## Problem
Beneath this sentence is a listing. Return its lines from the one containing "Parse this screenshot: output" through the last, exactly, and omit the pictures.

==================================================

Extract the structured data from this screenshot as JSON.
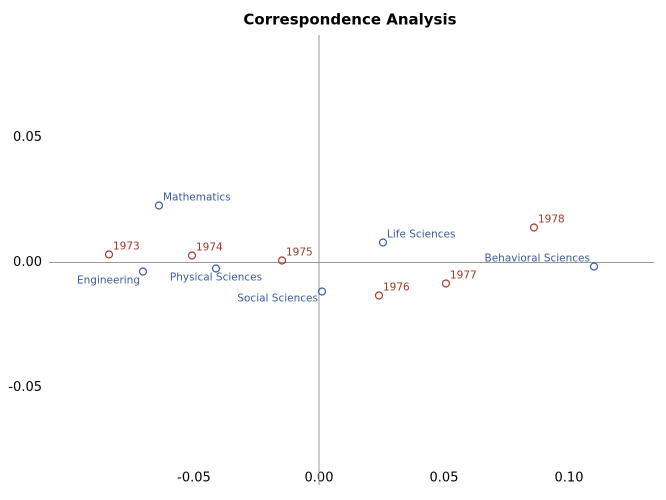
{
  "chart_data": {
    "type": "scatter",
    "title": "Correspondence Analysis",
    "xlim": [
      -0.108,
      0.134
    ],
    "ylim": [
      -0.089,
      0.091
    ],
    "xticks": [
      {
        "value": -0.05,
        "label": "-0.05"
      },
      {
        "value": 0,
        "label": "0.00"
      },
      {
        "value": 0.05,
        "label": "0.05"
      },
      {
        "value": 0.1,
        "label": "0.10"
      }
    ],
    "yticks": [
      {
        "value": -0.05,
        "label": "-0.05"
      },
      {
        "value": 0,
        "label": "0.00"
      },
      {
        "value": 0.05,
        "label": "0.05"
      }
    ],
    "series": [
      {
        "color": "#a23a2a",
        "labels": [
          "1973",
          "1974",
          "1975",
          "1976",
          "1977",
          "1978"
        ],
        "x": [
          -0.084,
          -0.0508,
          -0.0148,
          0.024,
          0.0508,
          0.086
        ],
        "values": [
          0.0032,
          0.0028,
          0.0008,
          -0.0132,
          -0.0084,
          0.014
        ]
      },
      {
        "color": "#3b5ba5",
        "labels": [
          "Mathematics",
          "Engineering",
          "Physical Sciences",
          "Social Sciences",
          "Life Sciences",
          "Behavioral Sciences"
        ],
        "x": [
          -0.064,
          -0.0704,
          -0.0412,
          0.0012,
          0.0256,
          0.11
        ],
        "values": [
          0.0228,
          -0.0036,
          -0.0024,
          -0.0116,
          0.008,
          -0.0016
        ]
      }
    ]
  }
}
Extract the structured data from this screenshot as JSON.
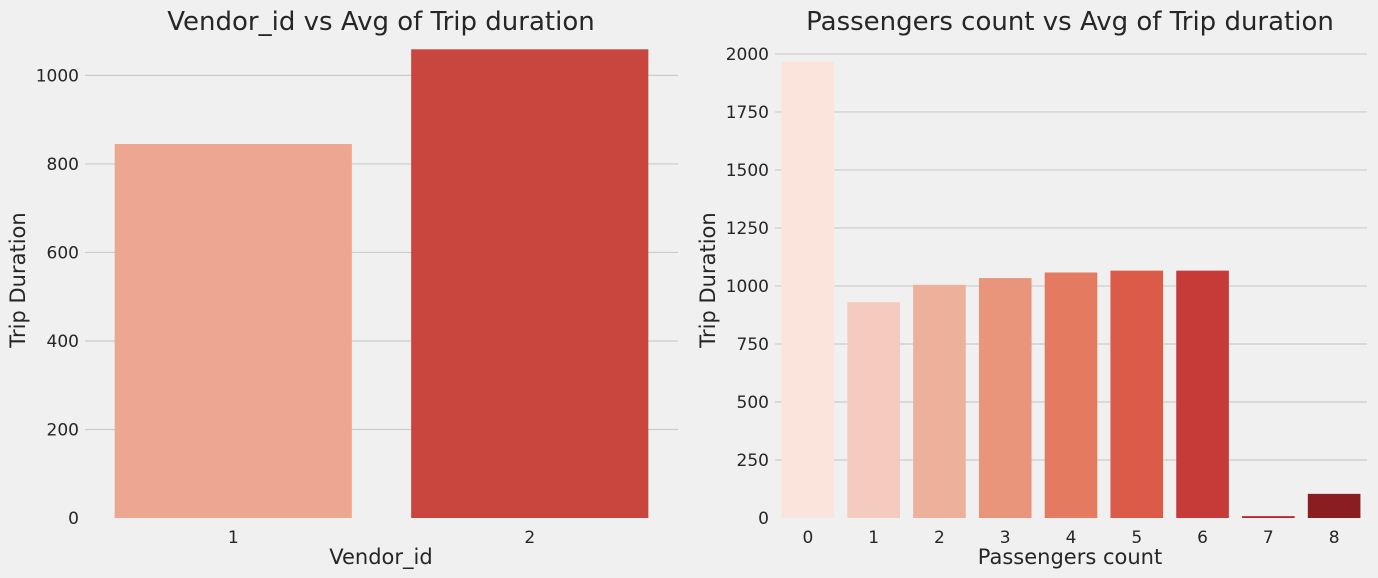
{
  "chart_data": [
    {
      "type": "bar",
      "title": "Vendor_id vs Avg of Trip duration",
      "xlabel": "Vendor_id",
      "ylabel": "Trip Duration",
      "categories": [
        "1",
        "2"
      ],
      "values": [
        845,
        1059
      ],
      "colors": [
        "#eda791",
        "#c9463e"
      ],
      "ylim": [
        0,
        1080
      ],
      "yticks": [
        0,
        200,
        400,
        600,
        800,
        1000
      ],
      "grid": "y"
    },
    {
      "type": "bar",
      "title": "Passengers count vs Avg of Trip duration",
      "xlabel": "Passengers count",
      "ylabel": "Trip Duration",
      "categories": [
        "0",
        "1",
        "2",
        "3",
        "4",
        "5",
        "6",
        "7",
        "8"
      ],
      "values": [
        1966,
        930,
        1005,
        1034,
        1058,
        1066,
        1066,
        8,
        104
      ],
      "colors": [
        "#fae4dc",
        "#f4cbbe",
        "#edb09b",
        "#e8957b",
        "#e47a60",
        "#db5a48",
        "#c63b37",
        "#b5282b",
        "#891d22"
      ],
      "ylim": [
        0,
        2060
      ],
      "yticks": [
        0,
        250,
        500,
        750,
        1000,
        1250,
        1500,
        1750,
        2000
      ],
      "grid": "y"
    }
  ]
}
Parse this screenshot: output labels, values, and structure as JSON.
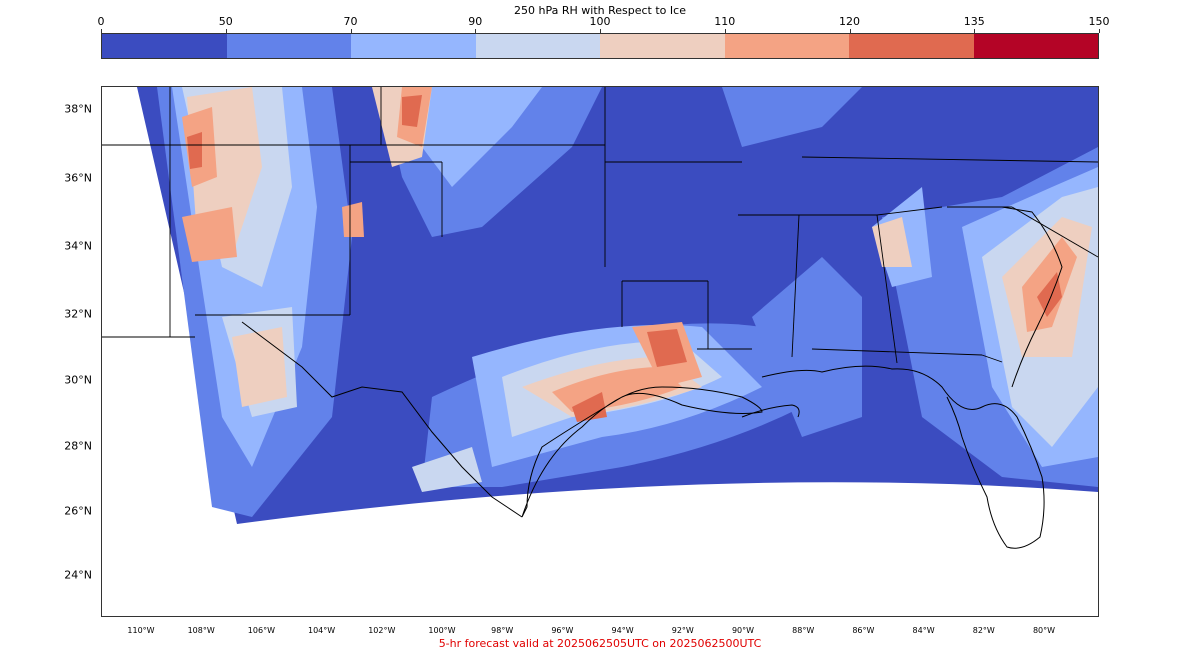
{
  "colorbar": {
    "title": "250 hPa RH with Respect to Ice",
    "ticks": [
      "0",
      "50",
      "70",
      "90",
      "100",
      "110",
      "120",
      "135",
      "150"
    ],
    "colors": [
      "#3b4cc0",
      "#6282ea",
      "#95b6fe",
      "#c9d7f0",
      "#eecfc0",
      "#f4a384",
      "#e06a50",
      "#b40426"
    ]
  },
  "map": {
    "lat_labels": [
      "38°N",
      "36°N",
      "34°N",
      "32°N",
      "30°N",
      "28°N",
      "26°N",
      "24°N"
    ],
    "lon_labels": [
      "110°W",
      "108°W",
      "106°W",
      "104°W",
      "102°W",
      "100°W",
      "98°W",
      "96°W",
      "94°W",
      "92°W",
      "90°W",
      "88°W",
      "86°W",
      "84°W",
      "82°W",
      "80°W"
    ]
  },
  "footer": {
    "text": "5-hr forecast valid at 2025062505UTC on 2025062500UTC"
  }
}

==================================================

## Result of the exercise
Parse this screenshot: output labels, values, and structure as JSON.
{
  "colorbar": {
    "title": "250 hPa RH with Respect to Ice",
    "ticks": [
      "0",
      "50",
      "70",
      "90",
      "100",
      "110",
      "120",
      "135",
      "150"
    ],
    "colors": [
      "#3b4cc0",
      "#6282ea",
      "#95b6fe",
      "#c9d7f0",
      "#eecfc0",
      "#f4a384",
      "#e06a50",
      "#b40426"
    ]
  },
  "map": {
    "lat_labels": [
      "38°N",
      "36°N",
      "34°N",
      "32°N",
      "30°N",
      "28°N",
      "26°N",
      "24°N"
    ],
    "lon_labels": [
      "110°W",
      "108°W",
      "106°W",
      "104°W",
      "102°W",
      "100°W",
      "98°W",
      "96°W",
      "94°W",
      "92°W",
      "90°W",
      "88°W",
      "86°W",
      "84°W",
      "82°W",
      "80°W"
    ]
  },
  "footer": {
    "text": "5-hr forecast valid at 2025062505UTC on 2025062500UTC"
  }
}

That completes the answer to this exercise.